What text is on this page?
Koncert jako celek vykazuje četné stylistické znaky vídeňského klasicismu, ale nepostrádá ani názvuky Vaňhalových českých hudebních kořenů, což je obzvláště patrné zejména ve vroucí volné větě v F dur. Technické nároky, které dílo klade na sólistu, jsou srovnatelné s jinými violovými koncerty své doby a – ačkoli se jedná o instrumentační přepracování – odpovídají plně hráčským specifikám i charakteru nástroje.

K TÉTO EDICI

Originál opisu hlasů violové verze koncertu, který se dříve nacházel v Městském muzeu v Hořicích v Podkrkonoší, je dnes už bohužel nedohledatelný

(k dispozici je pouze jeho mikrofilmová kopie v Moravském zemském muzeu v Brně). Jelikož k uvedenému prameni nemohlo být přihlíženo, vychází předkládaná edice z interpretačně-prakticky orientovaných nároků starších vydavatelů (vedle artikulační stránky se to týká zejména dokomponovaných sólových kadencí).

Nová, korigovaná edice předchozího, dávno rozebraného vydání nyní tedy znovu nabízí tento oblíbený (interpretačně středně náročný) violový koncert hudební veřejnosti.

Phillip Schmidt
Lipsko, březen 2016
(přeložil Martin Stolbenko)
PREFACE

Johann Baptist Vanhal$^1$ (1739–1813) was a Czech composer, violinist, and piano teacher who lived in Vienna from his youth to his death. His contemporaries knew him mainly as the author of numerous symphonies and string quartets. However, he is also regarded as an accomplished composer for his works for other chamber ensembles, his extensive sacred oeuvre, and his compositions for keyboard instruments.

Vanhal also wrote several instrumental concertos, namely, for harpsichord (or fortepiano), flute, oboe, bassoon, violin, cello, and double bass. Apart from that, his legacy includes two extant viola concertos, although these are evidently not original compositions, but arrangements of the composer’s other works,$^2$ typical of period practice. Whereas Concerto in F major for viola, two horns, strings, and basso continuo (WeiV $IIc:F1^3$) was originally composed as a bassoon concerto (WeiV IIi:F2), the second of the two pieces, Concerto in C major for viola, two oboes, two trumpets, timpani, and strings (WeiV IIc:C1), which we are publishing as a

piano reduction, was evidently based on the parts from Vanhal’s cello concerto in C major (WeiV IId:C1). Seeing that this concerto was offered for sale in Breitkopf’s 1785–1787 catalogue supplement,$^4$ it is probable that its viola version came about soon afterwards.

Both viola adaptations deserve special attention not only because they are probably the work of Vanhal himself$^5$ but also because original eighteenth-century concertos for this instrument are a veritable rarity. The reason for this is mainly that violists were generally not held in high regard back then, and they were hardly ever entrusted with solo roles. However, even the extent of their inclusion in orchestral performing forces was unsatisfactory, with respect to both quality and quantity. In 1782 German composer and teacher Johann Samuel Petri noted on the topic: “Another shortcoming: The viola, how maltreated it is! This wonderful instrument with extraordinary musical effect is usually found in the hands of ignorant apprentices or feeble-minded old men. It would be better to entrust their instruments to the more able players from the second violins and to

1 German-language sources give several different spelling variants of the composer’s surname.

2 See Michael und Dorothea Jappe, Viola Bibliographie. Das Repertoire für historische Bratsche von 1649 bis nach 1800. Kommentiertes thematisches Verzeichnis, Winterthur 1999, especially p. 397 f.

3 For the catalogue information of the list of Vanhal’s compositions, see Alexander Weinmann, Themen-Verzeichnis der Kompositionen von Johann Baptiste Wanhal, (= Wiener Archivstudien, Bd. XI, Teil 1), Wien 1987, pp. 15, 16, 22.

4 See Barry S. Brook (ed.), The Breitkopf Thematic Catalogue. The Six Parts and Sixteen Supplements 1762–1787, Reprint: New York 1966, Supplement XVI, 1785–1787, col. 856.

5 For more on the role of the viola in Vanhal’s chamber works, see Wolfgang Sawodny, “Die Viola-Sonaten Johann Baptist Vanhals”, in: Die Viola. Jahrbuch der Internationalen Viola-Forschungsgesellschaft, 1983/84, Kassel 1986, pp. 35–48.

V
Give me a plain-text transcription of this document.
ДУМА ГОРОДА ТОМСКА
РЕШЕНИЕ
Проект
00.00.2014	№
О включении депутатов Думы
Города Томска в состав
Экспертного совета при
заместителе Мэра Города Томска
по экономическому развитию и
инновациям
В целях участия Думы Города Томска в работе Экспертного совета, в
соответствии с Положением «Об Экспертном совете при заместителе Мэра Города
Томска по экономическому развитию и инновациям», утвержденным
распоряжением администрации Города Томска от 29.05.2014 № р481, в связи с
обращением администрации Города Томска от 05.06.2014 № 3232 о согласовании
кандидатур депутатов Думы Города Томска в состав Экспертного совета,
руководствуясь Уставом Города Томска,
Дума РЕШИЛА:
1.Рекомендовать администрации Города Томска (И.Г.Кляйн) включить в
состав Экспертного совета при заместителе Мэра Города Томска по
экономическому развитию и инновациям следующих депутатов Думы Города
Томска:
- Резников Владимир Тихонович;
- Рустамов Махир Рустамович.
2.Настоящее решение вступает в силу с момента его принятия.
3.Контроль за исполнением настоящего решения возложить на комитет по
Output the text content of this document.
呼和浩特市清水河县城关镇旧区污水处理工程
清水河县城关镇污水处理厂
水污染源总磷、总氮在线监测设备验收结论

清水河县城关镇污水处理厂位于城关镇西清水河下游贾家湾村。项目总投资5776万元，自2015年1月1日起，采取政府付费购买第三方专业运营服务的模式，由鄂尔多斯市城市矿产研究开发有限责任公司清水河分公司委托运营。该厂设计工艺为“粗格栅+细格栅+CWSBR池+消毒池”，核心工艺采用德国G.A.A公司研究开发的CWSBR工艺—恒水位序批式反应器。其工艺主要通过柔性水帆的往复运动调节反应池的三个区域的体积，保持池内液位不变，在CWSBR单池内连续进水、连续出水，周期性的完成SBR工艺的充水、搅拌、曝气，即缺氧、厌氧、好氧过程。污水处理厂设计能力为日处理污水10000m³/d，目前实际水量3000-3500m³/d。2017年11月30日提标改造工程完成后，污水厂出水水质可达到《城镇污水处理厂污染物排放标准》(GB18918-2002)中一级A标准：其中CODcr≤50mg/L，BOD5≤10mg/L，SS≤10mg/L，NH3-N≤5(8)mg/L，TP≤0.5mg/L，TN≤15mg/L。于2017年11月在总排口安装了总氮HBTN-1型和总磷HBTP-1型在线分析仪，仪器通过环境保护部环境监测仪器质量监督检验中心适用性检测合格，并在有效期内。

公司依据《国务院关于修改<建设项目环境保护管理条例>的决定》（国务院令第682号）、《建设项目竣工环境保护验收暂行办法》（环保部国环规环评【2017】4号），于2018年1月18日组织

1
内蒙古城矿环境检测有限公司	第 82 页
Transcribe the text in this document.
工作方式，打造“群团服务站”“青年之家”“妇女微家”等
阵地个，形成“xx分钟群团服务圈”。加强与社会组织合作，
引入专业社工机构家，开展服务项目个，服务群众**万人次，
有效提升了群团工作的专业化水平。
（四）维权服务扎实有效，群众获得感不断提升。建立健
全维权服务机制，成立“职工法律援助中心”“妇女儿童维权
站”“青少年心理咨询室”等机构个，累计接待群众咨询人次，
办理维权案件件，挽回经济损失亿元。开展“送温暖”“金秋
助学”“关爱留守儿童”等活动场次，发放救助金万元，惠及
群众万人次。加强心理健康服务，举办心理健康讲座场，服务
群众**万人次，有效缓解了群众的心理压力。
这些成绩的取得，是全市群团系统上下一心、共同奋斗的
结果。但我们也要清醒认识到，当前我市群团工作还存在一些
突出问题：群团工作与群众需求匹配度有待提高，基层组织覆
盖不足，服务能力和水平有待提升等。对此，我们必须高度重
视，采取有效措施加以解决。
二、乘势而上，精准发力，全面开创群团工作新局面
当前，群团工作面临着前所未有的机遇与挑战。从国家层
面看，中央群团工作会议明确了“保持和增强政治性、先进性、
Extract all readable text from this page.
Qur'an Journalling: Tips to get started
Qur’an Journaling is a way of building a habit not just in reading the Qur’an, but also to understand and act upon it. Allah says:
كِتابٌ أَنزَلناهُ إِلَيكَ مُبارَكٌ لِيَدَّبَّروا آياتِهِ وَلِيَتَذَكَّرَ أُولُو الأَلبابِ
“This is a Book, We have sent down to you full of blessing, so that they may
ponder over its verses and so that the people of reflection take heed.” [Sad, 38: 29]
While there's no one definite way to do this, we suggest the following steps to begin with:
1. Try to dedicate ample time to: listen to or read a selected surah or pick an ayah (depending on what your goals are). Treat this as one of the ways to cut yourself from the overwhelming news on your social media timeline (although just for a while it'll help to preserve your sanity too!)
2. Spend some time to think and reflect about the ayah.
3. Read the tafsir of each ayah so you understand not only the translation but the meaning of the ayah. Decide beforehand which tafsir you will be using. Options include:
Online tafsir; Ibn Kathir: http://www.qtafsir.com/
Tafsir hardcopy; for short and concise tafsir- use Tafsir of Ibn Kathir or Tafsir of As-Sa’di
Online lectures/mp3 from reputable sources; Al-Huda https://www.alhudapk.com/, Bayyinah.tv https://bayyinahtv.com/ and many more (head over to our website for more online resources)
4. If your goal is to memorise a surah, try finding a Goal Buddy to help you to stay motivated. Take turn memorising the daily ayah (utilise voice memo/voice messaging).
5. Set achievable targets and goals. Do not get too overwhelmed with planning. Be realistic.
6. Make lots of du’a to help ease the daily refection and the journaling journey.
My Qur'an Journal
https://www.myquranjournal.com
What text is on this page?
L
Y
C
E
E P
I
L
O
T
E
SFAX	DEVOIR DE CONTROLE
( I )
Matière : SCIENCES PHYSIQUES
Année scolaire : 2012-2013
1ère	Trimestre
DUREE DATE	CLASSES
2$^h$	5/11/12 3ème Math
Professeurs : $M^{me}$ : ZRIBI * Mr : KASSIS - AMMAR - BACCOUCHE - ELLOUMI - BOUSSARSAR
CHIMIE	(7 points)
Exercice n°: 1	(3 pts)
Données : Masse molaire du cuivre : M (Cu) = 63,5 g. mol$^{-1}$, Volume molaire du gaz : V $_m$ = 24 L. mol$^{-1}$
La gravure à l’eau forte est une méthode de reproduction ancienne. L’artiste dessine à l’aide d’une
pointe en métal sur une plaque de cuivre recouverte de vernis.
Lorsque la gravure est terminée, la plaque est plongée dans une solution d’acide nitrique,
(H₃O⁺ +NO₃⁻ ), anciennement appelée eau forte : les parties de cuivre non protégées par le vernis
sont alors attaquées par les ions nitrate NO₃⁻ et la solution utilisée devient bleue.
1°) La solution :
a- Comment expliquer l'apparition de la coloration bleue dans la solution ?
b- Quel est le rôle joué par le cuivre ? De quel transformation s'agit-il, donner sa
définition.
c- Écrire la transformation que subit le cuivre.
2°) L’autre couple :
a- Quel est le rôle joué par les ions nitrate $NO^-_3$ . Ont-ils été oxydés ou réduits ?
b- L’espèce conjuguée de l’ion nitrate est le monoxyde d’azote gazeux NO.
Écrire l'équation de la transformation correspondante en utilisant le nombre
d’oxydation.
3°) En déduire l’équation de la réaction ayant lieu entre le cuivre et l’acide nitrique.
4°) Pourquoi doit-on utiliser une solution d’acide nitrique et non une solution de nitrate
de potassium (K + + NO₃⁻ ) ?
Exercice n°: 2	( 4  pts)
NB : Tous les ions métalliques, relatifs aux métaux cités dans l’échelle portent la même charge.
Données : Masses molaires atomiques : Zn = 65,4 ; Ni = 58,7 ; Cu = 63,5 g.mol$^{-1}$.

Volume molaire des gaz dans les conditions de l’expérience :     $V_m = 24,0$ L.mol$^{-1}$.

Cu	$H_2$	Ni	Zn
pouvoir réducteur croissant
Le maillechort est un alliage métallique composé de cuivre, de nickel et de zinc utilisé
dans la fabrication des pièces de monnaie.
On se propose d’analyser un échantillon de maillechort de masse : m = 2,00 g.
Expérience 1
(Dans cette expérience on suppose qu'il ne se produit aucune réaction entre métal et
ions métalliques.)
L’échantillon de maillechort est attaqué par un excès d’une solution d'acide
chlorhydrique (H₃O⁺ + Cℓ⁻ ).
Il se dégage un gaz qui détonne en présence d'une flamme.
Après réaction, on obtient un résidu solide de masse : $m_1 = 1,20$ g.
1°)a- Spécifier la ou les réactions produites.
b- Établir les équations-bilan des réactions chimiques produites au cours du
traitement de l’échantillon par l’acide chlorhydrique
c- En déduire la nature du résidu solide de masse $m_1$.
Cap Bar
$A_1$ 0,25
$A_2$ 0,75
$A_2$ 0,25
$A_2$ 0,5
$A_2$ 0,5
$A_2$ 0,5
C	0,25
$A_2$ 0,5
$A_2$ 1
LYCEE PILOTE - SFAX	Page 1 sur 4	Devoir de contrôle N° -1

REQUIRED TASK: Count how many lines in the data contain the word "Volume", giving the number without comment.

WRITTEN REPLY: 2